Extracted data entries
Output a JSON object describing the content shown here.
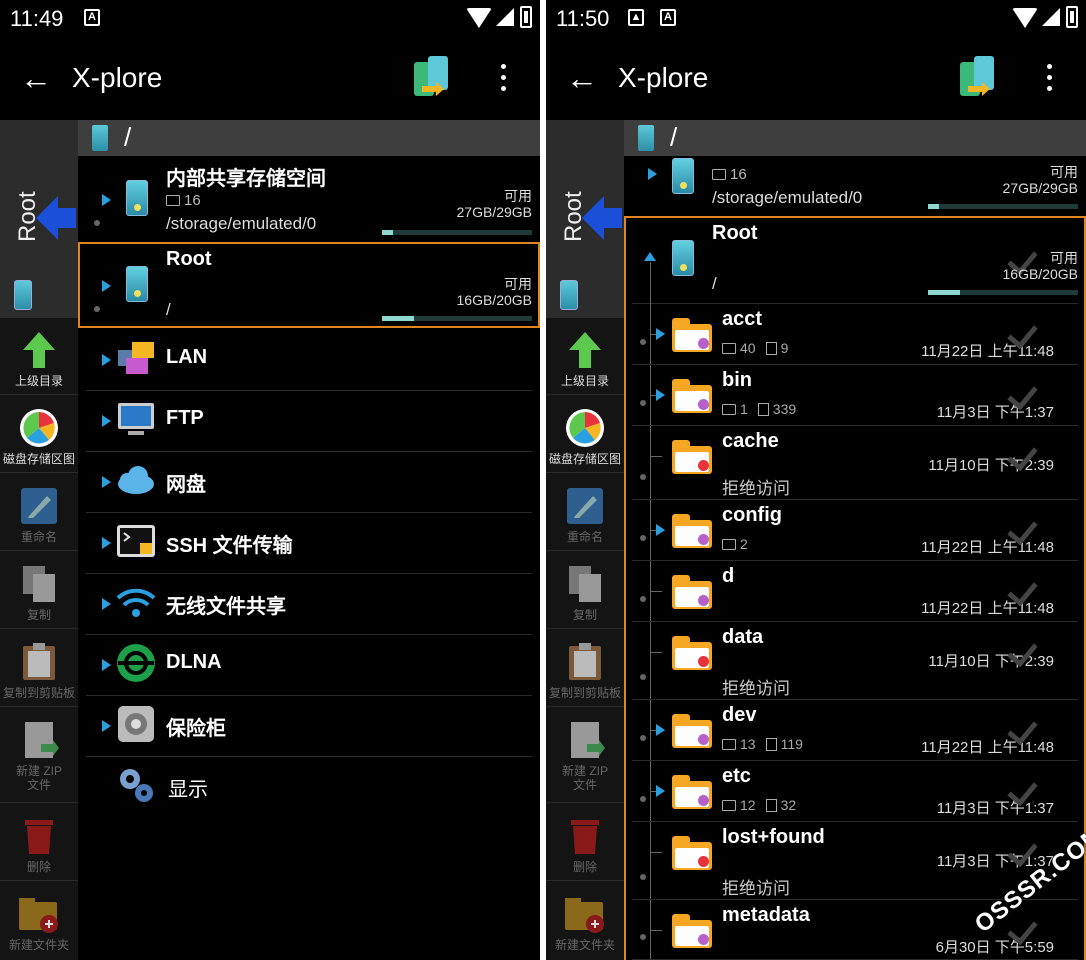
{
  "left": {
    "time": "11:49",
    "title": "X-plore",
    "path": "/",
    "storage": {
      "name": "内部共享存储空间",
      "count": "16",
      "path": "/storage/emulated/0",
      "free_label": "可用",
      "free": "27GB/29GB",
      "fill": 0.07
    },
    "root": {
      "name": "Root",
      "path": "/",
      "free_label": "可用",
      "free": "16GB/20GB",
      "fill": 0.21
    },
    "menu": [
      {
        "label": "LAN",
        "icon": "lan-icon"
      },
      {
        "label": "FTP",
        "icon": "ftp-icon"
      },
      {
        "label": "网盘",
        "icon": "cloud-icon"
      },
      {
        "label": "SSH 文件传输",
        "icon": "ssh-icon"
      },
      {
        "label": "无线文件共享",
        "icon": "wifi-share-icon"
      },
      {
        "label": "DLNA",
        "icon": "dlna-icon"
      },
      {
        "label": "保险柜",
        "icon": "vault-icon"
      }
    ],
    "display": "显示"
  },
  "right": {
    "time": "11:50",
    "title": "X-plore",
    "path": "/",
    "storage": {
      "count": "16",
      "path": "/storage/emulated/0",
      "free_label": "可用",
      "free": "27GB/29GB",
      "fill": 0.07
    },
    "root": {
      "name": "Root",
      "path": "/",
      "free_label": "可用",
      "free": "16GB/20GB",
      "fill": 0.21
    },
    "folders": [
      {
        "name": "acct",
        "dirs": "40",
        "files": "9",
        "date": "11月22日 上午11:48",
        "color": "#b561c9"
      },
      {
        "name": "bin",
        "dirs": "1",
        "files": "339",
        "date": "11月3日 下午1:37",
        "color": "#b561c9"
      },
      {
        "name": "cache",
        "denied": "拒绝访问",
        "date": "11月10日 下午2:39",
        "color": "#e8323c"
      },
      {
        "name": "config",
        "dirs": "2",
        "date": "11月22日 上午11:48",
        "color": "#b561c9"
      },
      {
        "name": "d",
        "date": "11月22日 上午11:48",
        "color": "#b561c9"
      },
      {
        "name": "data",
        "denied": "拒绝访问",
        "date": "11月10日 下午2:39",
        "color": "#e8323c"
      },
      {
        "name": "dev",
        "dirs": "13",
        "files": "119",
        "date": "11月22日 上午11:48",
        "color": "#b561c9"
      },
      {
        "name": "etc",
        "dirs": "12",
        "files": "32",
        "date": "11月3日 下午1:37",
        "color": "#b561c9"
      },
      {
        "name": "lost+found",
        "denied": "拒绝访问",
        "date": "11月3日 下午1:37",
        "color": "#e8323c"
      },
      {
        "name": "metadata",
        "date": "6月30日 下午5:59",
        "color": "#b561c9"
      }
    ]
  },
  "sidebar": {
    "root_label": "Root",
    "buttons": [
      {
        "label": "上级目录",
        "icon": "up-arrow-icon",
        "enabled": true
      },
      {
        "label": "磁盘存储区图",
        "icon": "disk-map-icon",
        "enabled": true
      },
      {
        "label": "重命名",
        "icon": "rename-icon",
        "enabled": false
      },
      {
        "label": "复制",
        "icon": "copy-icon",
        "enabled": false
      },
      {
        "label": "复制到剪贴板",
        "icon": "clipboard-icon",
        "enabled": false
      },
      {
        "label": "新建 ZIP 文件",
        "icon": "zip-icon",
        "enabled": false
      },
      {
        "label": "删除",
        "icon": "trash-icon",
        "enabled": false
      },
      {
        "label": "新建文件夹",
        "icon": "new-folder-icon",
        "enabled": false
      }
    ]
  },
  "watermark": "OSSSR.COM"
}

§ **Work instructions**: Omit the pictures. Transcribe every record exactly.

§ **Answer below**:
Output a JSON object describing the content shown here.
{
  "left": {
    "time": "11:49",
    "title": "X-plore",
    "path": "/",
    "storage": {
      "name": "内部共享存储空间",
      "count": "16",
      "path": "/storage/emulated/0",
      "free_label": "可用",
      "free": "27GB/29GB",
      "fill": 0.07
    },
    "root": {
      "name": "Root",
      "path": "/",
      "free_label": "可用",
      "free": "16GB/20GB",
      "fill": 0.21
    },
    "menu": [
      {
        "label": "LAN",
        "icon": "lan-icon"
      },
      {
        "label": "FTP",
        "icon": "ftp-icon"
      },
      {
        "label": "网盘",
        "icon": "cloud-icon"
      },
      {
        "label": "SSH 文件传输",
        "icon": "ssh-icon"
      },
      {
        "label": "无线文件共享",
        "icon": "wifi-share-icon"
      },
      {
        "label": "DLNA",
        "icon": "dlna-icon"
      },
      {
        "label": "保险柜",
        "icon": "vault-icon"
      }
    ],
    "display": "显示"
  },
  "right": {
    "time": "11:50",
    "title": "X-plore",
    "path": "/",
    "storage": {
      "count": "16",
      "path": "/storage/emulated/0",
      "free_label": "可用",
      "free": "27GB/29GB",
      "fill": 0.07
    },
    "root": {
      "name": "Root",
      "path": "/",
      "free_label": "可用",
      "free": "16GB/20GB",
      "fill": 0.21
    },
    "folders": [
      {
        "name": "acct",
        "dirs": "40",
        "files": "9",
        "date": "11月22日 上午11:48",
        "color": "#b561c9"
      },
      {
        "name": "bin",
        "dirs": "1",
        "files": "339",
        "date": "11月3日 下午1:37",
        "color": "#b561c9"
      },
      {
        "name": "cache",
        "denied": "拒绝访问",
        "date": "11月10日 下午2:39",
        "color": "#e8323c"
      },
      {
        "name": "config",
        "dirs": "2",
        "date": "11月22日 上午11:48",
        "color": "#b561c9"
      },
      {
        "name": "d",
        "date": "11月22日 上午11:48",
        "color": "#b561c9"
      },
      {
        "name": "data",
        "denied": "拒绝访问",
        "date": "11月10日 下午2:39",
        "color": "#e8323c"
      },
      {
        "name": "dev",
        "dirs": "13",
        "files": "119",
        "date": "11月22日 上午11:48",
        "color": "#b561c9"
      },
      {
        "name": "etc",
        "dirs": "12",
        "files": "32",
        "date": "11月3日 下午1:37",
        "color": "#b561c9"
      },
      {
        "name": "lost+found",
        "denied": "拒绝访问",
        "date": "11月3日 下午1:37",
        "color": "#e8323c"
      },
      {
        "name": "metadata",
        "date": "6月30日 下午5:59",
        "color": "#b561c9"
      }
    ]
  },
  "sidebar": {
    "root_label": "Root",
    "buttons": [
      {
        "label": "上级目录",
        "icon": "up-arrow-icon",
        "enabled": true
      },
      {
        "label": "磁盘存储区图",
        "icon": "disk-map-icon",
        "enabled": true
      },
      {
        "label": "重命名",
        "icon": "rename-icon",
        "enabled": false
      },
      {
        "label": "复制",
        "icon": "copy-icon",
        "enabled": false
      },
      {
        "label": "复制到剪贴板",
        "icon": "clipboard-icon",
        "enabled": false
      },
      {
        "label": "新建 ZIP 文件",
        "icon": "zip-icon",
        "enabled": false
      },
      {
        "label": "删除",
        "icon": "trash-icon",
        "enabled": false
      },
      {
        "label": "新建文件夹",
        "icon": "new-folder-icon",
        "enabled": false
      }
    ]
  },
  "watermark": "OSSSR.COM"
}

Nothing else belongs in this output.